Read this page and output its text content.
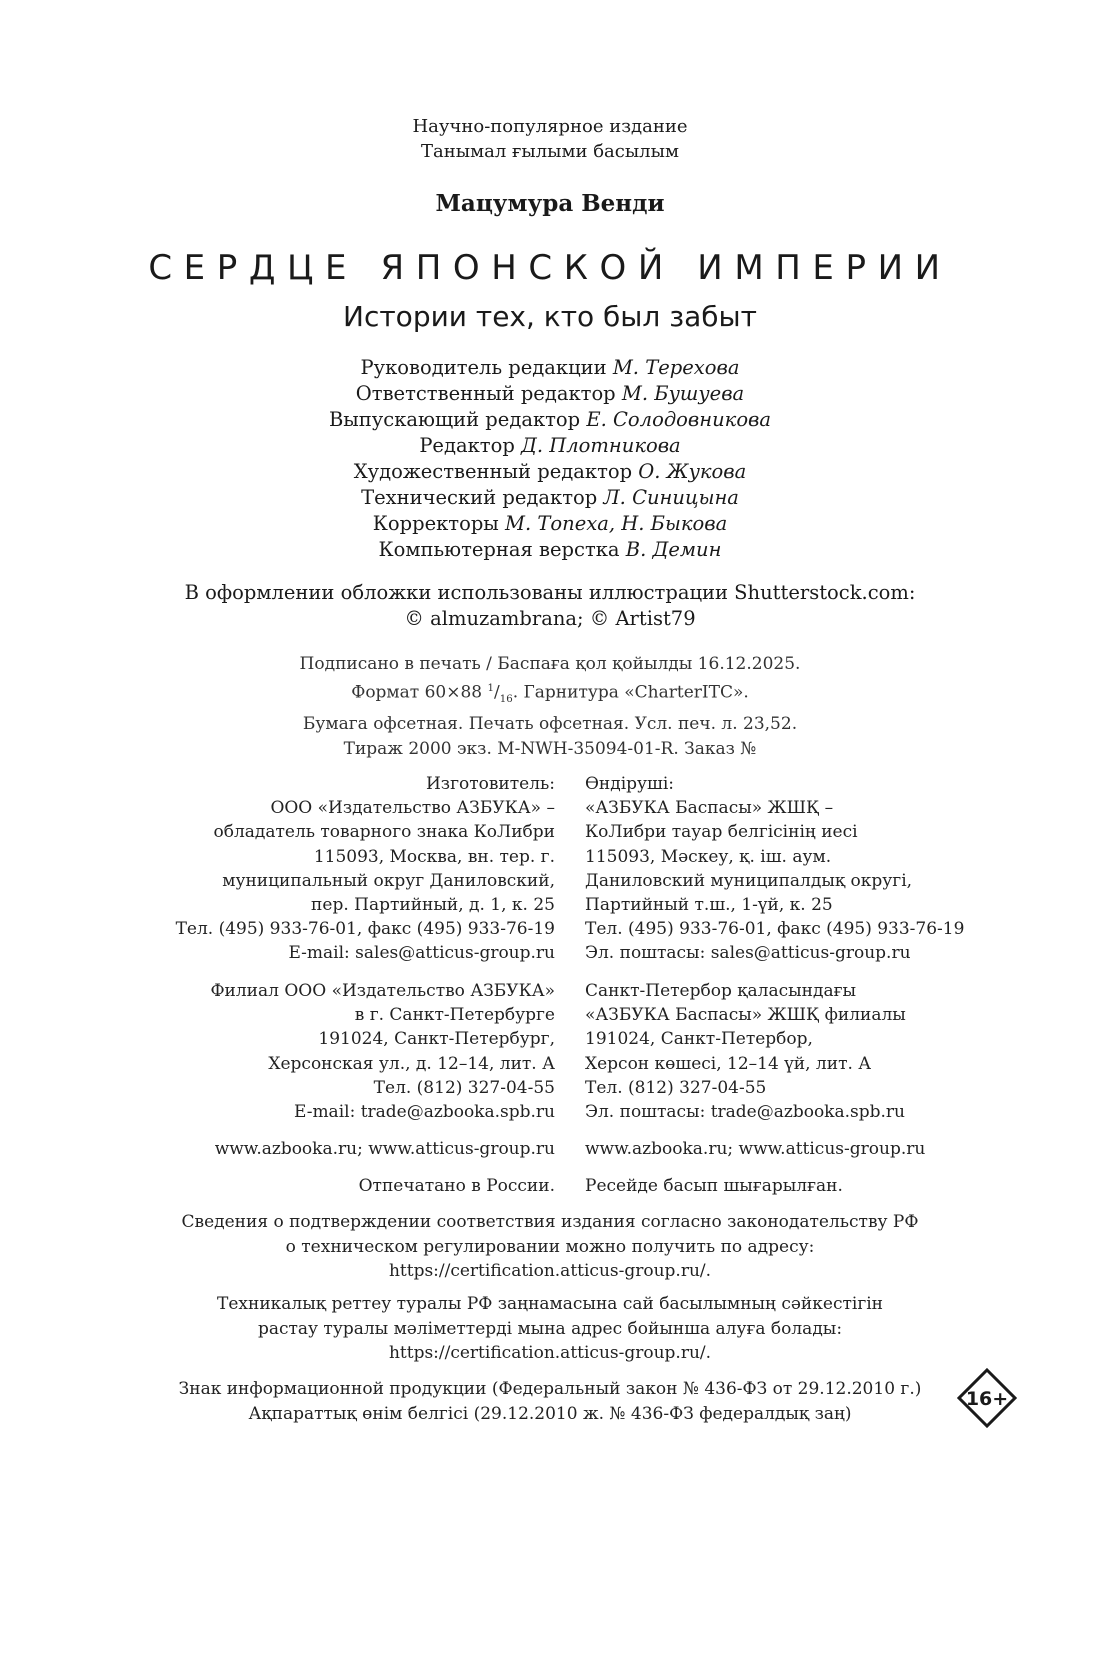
Научно-популярное издание
Танымал ғылыми басылым
Мацумура Венди
СЕРДЦЕ ЯПОНСКОЙ ИМПЕРИИ
Истории тех, кто был забыт
Руководитель редакции М. Терехова
Ответственный редактор М. Бушуева
Выпускающий редактор Е. Солодовникова
Редактор Д. Плотникова
Художественный редактор О. Жукова
Технический редактор Л. Синицына
Корректоры М. Топеха, Н. Быкова
Компьютерная верстка В. Демин
В оформлении обложки использованы иллюстрации Shutterstock.com:
© almuzambrana; © Artist79
Подписано в печать / Баспаға қол қойылды 16.12.2025.
Формат 60×88 $^1/_{16}$. Гарнитура «CharterITC».
Бумага офсетная. Печать офсетная. Усл. печ. л. 23,52.
Тираж 2000 экз. M-NWH-35094-01-R. Заказ №
Изготовитель:
ООО «Издательство АЗБУКА» –
обладатель товарного знака КоЛибри
115093, Москва, вн. тер. г.
муниципальный округ Даниловский,
пер. Партийный, д. 1, к. 25
Тел. (495) 933-76-01, факс (495) 933-76-19
E-mail: sales@atticus-group.ru
Өндіруші:
«АЗБУКА Баспасы» ЖШҚ –
КоЛибри тауар белгісінің иесі
115093, Мәскеу, қ. іш. аум.
Даниловский муниципалдық округі,
Партийный т.ш., 1-үй, к. 25
Тел. (495) 933-76-01, факс (495) 933-76-19
Эл. поштасы: sales@atticus-group.ru
Филиал ООО «Издательство АЗБУКА»
в г. Санкт-Петербурге
191024, Санкт-Петербург,
Херсонская ул., д. 12–14, лит. А
Тел. (812) 327-04-55
E-mail: trade@azbooka.spb.ru
Санкт-Петербор қаласындағы
«АЗБУКА Баспасы» ЖШҚ филиалы
191024, Санкт-Петербор,
Херсон көшесі, 12–14 үй, лит. А
Тел. (812) 327-04-55
Эл. поштасы: trade@azbooka.spb.ru
www.azbooka.ru; www.atticus-group.ru www.azbooka.ru; www.atticus-group.ru
Отпечатано в России. Ресейде басып шығарылған.
Сведения о подтверждении соответствия издания согласно законодательству РФ
о техническом регулировании можно получить по адресу:
https://certification.atticus-group.ru/.
Техникалық реттеу туралы РФ заңнамасына сай басылымның сәйкестігін
растау туралы мәліметтерді мына адрес бойынша алуға болады:
https://certification.atticus-group.ru/.
Знак информационной продукции (Федеральный закон № 436-ФЗ от 29.12.2010 г.)
Ақпараттық өнім белгісі (29.12.2010 ж. № 436-ФЗ федералдық заң)
16+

************

Gather up every line from the listing above in which the word "Партийный" occurs.

**Full output**
пер. Партийный, д. 1, к. 25
Партийный т.ш., 1-үй, к. 25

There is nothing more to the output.